Excerpts from a layout annotation set:
━━━━
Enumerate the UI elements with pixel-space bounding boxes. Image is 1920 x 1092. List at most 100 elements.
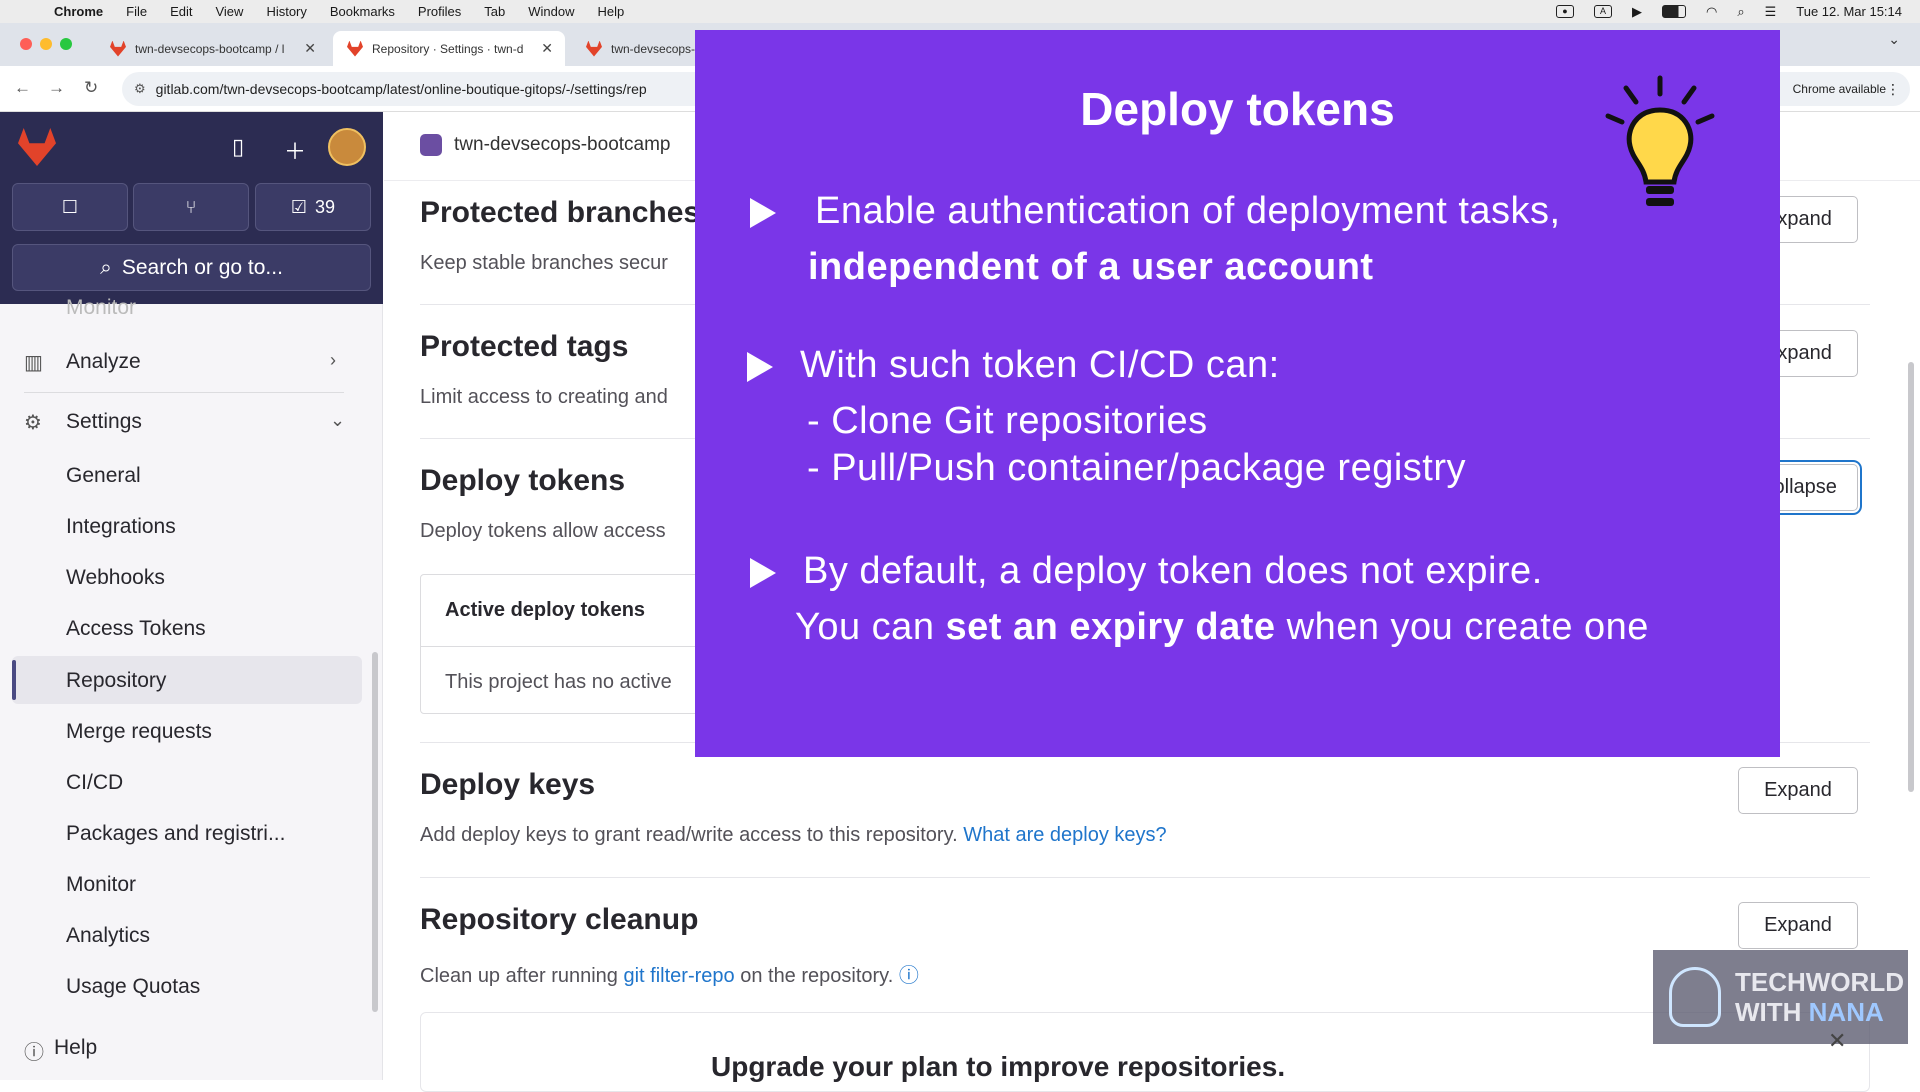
sidebar-item-merge-requests[interactable]: Merge requests bbox=[66, 720, 212, 744]
sidebar-item-webhooks[interactable]: Webhooks bbox=[66, 566, 165, 590]
gitlab-favicon-icon bbox=[586, 40, 602, 57]
desc-text: on the repository. bbox=[740, 965, 894, 987]
section-title-deploy-tokens: Deploy tokens bbox=[420, 464, 626, 497]
menu-help[interactable]: Help bbox=[598, 4, 625, 19]
merge-requests-button[interactable]: ⑂ bbox=[133, 183, 249, 231]
control-center-icon[interactable]: ☰ bbox=[1765, 4, 1777, 20]
sidebar-item-usage-quotas[interactable]: Usage Quotas bbox=[66, 975, 200, 999]
breadcrumb[interactable]: twn-devsecops-bootcamp bbox=[420, 134, 671, 156]
screen-record-icon[interactable]: ● bbox=[1555, 5, 1574, 18]
close-tab-icon[interactable]: ✕ bbox=[541, 40, 553, 57]
todos-button[interactable]: ☑ 39 bbox=[255, 183, 371, 231]
sidebar-item-monitor-faded: Monitor bbox=[66, 296, 137, 319]
menu-bookmarks[interactable]: Bookmarks bbox=[330, 4, 395, 19]
watermark-with: WITH bbox=[1735, 997, 1802, 1027]
bullet-triangle-icon bbox=[747, 352, 773, 382]
bullet-2-line-1: With such token CI/CD can: bbox=[800, 344, 1280, 386]
chrome-menu-icon[interactable]: ⋮ bbox=[1886, 81, 1900, 98]
chart-icon: ▥ bbox=[24, 352, 43, 374]
text-fragment: You can bbox=[795, 606, 935, 648]
git-filter-repo-link[interactable]: git filter-repo bbox=[623, 965, 734, 987]
macos-menubar: Chrome File Edit View History Bookmarks … bbox=[0, 0, 1920, 23]
menu-tab[interactable]: Tab bbox=[484, 4, 505, 19]
tab-title: Repository · Settings · twn-d bbox=[372, 41, 524, 56]
section-desc: Deploy tokens allow access bbox=[420, 520, 666, 542]
upgrade-title: Upgrade your plan to improve repositorie… bbox=[711, 1051, 1286, 1082]
expand-repository-cleanup-button[interactable]: Expand bbox=[1738, 902, 1858, 949]
zoom-window-button[interactable] bbox=[60, 38, 72, 50]
issues-icon: ☐ bbox=[61, 196, 79, 217]
techworld-with-nana-watermark: TECHWORLD WITH NANA bbox=[1653, 950, 1908, 1044]
chrome-update-label[interactable]: Chrome available bbox=[1793, 82, 1886, 96]
forward-arrow-icon[interactable]: → bbox=[48, 78, 65, 98]
menu-app-chrome[interactable]: Chrome bbox=[54, 4, 103, 19]
sidebar-item-access-tokens[interactable]: Access Tokens bbox=[66, 617, 206, 641]
play-icon[interactable]: ▶ bbox=[1632, 4, 1642, 20]
sidebar-item-repository[interactable]: Repository bbox=[66, 669, 166, 693]
browser-tab-active[interactable]: Repository · Settings · twn-d ✕ bbox=[333, 31, 565, 66]
menu-view[interactable]: View bbox=[215, 4, 243, 19]
menu-file[interactable]: File bbox=[126, 4, 147, 19]
sidebar-item-label: Help bbox=[54, 1036, 98, 1059]
menu-profiles[interactable]: Profiles bbox=[418, 4, 461, 19]
battery-icon[interactable] bbox=[1661, 5, 1686, 18]
sidebar-help[interactable]: ⓘ Help bbox=[0, 1036, 383, 1076]
bullet-2-item-2: - Pull/Push container/package registry bbox=[807, 447, 1466, 489]
sidebar-item-settings[interactable]: ⚙ Settings ⌄ bbox=[0, 410, 383, 450]
main-scrollbar[interactable] bbox=[1908, 362, 1914, 792]
browser-tab[interactable]: twn-devsecops-bootcamp / l ✕ bbox=[96, 31, 328, 66]
close-tab-icon[interactable]: ✕ bbox=[304, 40, 316, 57]
wifi-icon[interactable]: ◠ bbox=[1706, 4, 1717, 20]
tutorial-overlay: Deploy tokens Enable authentication of d… bbox=[695, 30, 1780, 757]
tab-title: twn-devsecops-bootcamp / l bbox=[135, 41, 285, 56]
what-are-deploy-keys-link[interactable]: What are deploy keys? bbox=[963, 824, 1166, 846]
spotlight-icon[interactable]: ⌕ bbox=[1737, 4, 1744, 20]
tab-title: twn-devsecops- bbox=[611, 41, 696, 56]
sidebar-item-integrations[interactable]: Integrations bbox=[66, 515, 176, 539]
section-title-protected-branches: Protected branches bbox=[420, 196, 701, 229]
gitlab-logo-icon[interactable] bbox=[18, 128, 56, 166]
bullet-2-item-1: - Clone Git repositories bbox=[807, 400, 1208, 442]
minimize-window-button[interactable] bbox=[40, 38, 52, 50]
desc-text: Clean up after running bbox=[420, 965, 618, 987]
gitlab-sidebar: ▯ ＋ ☐ ⑂ ☑ 39 ⌕ Search or go to... Monitor … bbox=[0, 112, 383, 1080]
create-new-icon[interactable]: ＋ bbox=[284, 134, 306, 166]
sidebar-item-cicd[interactable]: CI/CD bbox=[66, 771, 123, 795]
section-title-protected-tags: Protected tags bbox=[420, 330, 629, 363]
sidebar-item-general[interactable]: General bbox=[66, 464, 141, 488]
desc-text: Add deploy keys to grant read/write acce… bbox=[420, 824, 958, 846]
search-icon: ⌕ bbox=[100, 255, 112, 279]
active-item-highlight bbox=[12, 656, 362, 704]
search-button[interactable]: ⌕ Search or go to... bbox=[12, 244, 371, 291]
sidebar-item-monitor[interactable]: Monitor bbox=[66, 873, 136, 897]
toggle-sidebar-icon[interactable]: ▯ bbox=[232, 134, 244, 160]
back-arrow-icon[interactable]: ← bbox=[14, 78, 31, 98]
menu-edit[interactable]: Edit bbox=[170, 4, 192, 19]
sidebar-item-analyze[interactable]: ▥ Analyze › bbox=[0, 350, 383, 390]
card-body: This project has no active bbox=[445, 671, 672, 693]
sidebar-item-analytics[interactable]: Analytics bbox=[66, 924, 150, 948]
expand-deploy-keys-button[interactable]: Expand bbox=[1738, 767, 1858, 814]
avatar[interactable] bbox=[328, 128, 366, 166]
close-window-button[interactable] bbox=[20, 38, 32, 50]
bullet-triangle-icon bbox=[750, 198, 776, 228]
menu-history[interactable]: History bbox=[266, 4, 306, 19]
issues-button[interactable]: ☐ bbox=[12, 183, 128, 231]
sidebar-scrollbar[interactable] bbox=[372, 652, 378, 1012]
site-settings-icon[interactable]: ⚙ bbox=[134, 81, 146, 97]
sidebar-item-packages[interactable]: Packages and registri... bbox=[66, 822, 285, 846]
tab-search-chevron-icon[interactable]: ⌄ bbox=[1888, 31, 1900, 48]
reload-icon[interactable]: ↻ bbox=[84, 78, 98, 98]
close-icon[interactable]: ✕ bbox=[1828, 1028, 1846, 1054]
card-title: Active deploy tokens bbox=[445, 599, 646, 621]
section-title-deploy-keys: Deploy keys bbox=[420, 768, 596, 801]
help-circle-icon[interactable]: ⓘ bbox=[899, 965, 919, 987]
input-source-icon[interactable]: A bbox=[1593, 5, 1612, 18]
bullet-3-line-2: You can set an expiry date when you crea… bbox=[795, 606, 1649, 649]
text-fragment: when you create one bbox=[1286, 606, 1649, 648]
merge-request-icon: ⑂ bbox=[185, 196, 197, 217]
menu-window[interactable]: Window bbox=[528, 4, 574, 19]
group-avatar-icon bbox=[420, 134, 442, 156]
watermark-line-1: TECHWORLD bbox=[1735, 967, 1904, 997]
menubar-datetime[interactable]: Tue 12. Mar 15:14 bbox=[1796, 4, 1902, 19]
━━━━
• [The request]:
Rewrite everything from the line containing "sidebar-item-merge-requests[interactable]: Merge requests" down to the line containing "control-center-icon[interactable]: ☰ bbox=[1765, 4, 1777, 20]", putting "clickable" wherever "interactable" appears and leaving the rest as it is.

• [Solution]:
sidebar-item-merge-requests[clickable]: Merge requests bbox=[66, 720, 212, 744]
sidebar-item-webhooks[clickable]: Webhooks bbox=[66, 566, 165, 590]
gitlab-favicon-icon bbox=[586, 40, 602, 57]
desc-text: on the repository. bbox=[740, 965, 894, 987]
section-title-deploy-tokens: Deploy tokens bbox=[420, 464, 626, 497]
menu-help[clickable]: Help bbox=[598, 4, 625, 19]
merge-requests-button[clickable]: ⑂ bbox=[133, 183, 249, 231]
control-center-icon[clickable]: ☰ bbox=[1765, 4, 1777, 20]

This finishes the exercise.